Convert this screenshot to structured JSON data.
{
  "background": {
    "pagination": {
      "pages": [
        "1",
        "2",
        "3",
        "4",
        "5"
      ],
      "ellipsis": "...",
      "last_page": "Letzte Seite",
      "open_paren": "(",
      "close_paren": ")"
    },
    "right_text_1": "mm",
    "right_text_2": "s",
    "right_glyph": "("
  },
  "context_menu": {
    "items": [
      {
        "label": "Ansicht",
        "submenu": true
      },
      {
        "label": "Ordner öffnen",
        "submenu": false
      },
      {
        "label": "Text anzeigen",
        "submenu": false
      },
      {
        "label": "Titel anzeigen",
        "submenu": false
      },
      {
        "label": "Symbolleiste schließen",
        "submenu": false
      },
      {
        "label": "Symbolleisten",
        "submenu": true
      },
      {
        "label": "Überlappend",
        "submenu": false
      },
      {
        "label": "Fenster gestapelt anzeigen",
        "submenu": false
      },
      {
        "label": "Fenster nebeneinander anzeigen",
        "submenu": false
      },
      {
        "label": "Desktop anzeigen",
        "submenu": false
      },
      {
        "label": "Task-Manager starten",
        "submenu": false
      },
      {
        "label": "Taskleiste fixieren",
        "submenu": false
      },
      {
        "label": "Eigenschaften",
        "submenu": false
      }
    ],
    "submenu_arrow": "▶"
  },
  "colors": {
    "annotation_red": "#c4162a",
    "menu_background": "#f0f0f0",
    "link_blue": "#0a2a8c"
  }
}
____
> **Requirements**:
Extract each line of the material exactly as it stands.

> **The response**:
Convert this screenshot to structured JSON data.
{
  "background": {
    "pagination": {
      "pages": [
        "1",
        "2",
        "3",
        "4",
        "5"
      ],
      "ellipsis": "...",
      "last_page": "Letzte Seite",
      "open_paren": "(",
      "close_paren": ")"
    },
    "right_text_1": "mm",
    "right_text_2": "s",
    "right_glyph": "("
  },
  "context_menu": {
    "items": [
      {
        "label": "Ansicht",
        "submenu": true
      },
      {
        "label": "Ordner öffnen",
        "submenu": false
      },
      {
        "label": "Text anzeigen",
        "submenu": false
      },
      {
        "label": "Titel anzeigen",
        "submenu": false
      },
      {
        "label": "Symbolleiste schließen",
        "submenu": false
      },
      {
        "label": "Symbolleisten",
        "submenu": true
      },
      {
        "label": "Überlappend",
        "submenu": false
      },
      {
        "label": "Fenster gestapelt anzeigen",
        "submenu": false
      },
      {
        "label": "Fenster nebeneinander anzeigen",
        "submenu": false
      },
      {
        "label": "Desktop anzeigen",
        "submenu": false
      },
      {
        "label": "Task-Manager starten",
        "submenu": false
      },
      {
        "label": "Taskleiste fixieren",
        "submenu": false
      },
      {
        "label": "Eigenschaften",
        "submenu": false
      }
    ],
    "submenu_arrow": "▶"
  },
  "colors": {
    "annotation_red": "#c4162a",
    "menu_background": "#f0f0f0",
    "link_blue": "#0a2a8c"
  }
}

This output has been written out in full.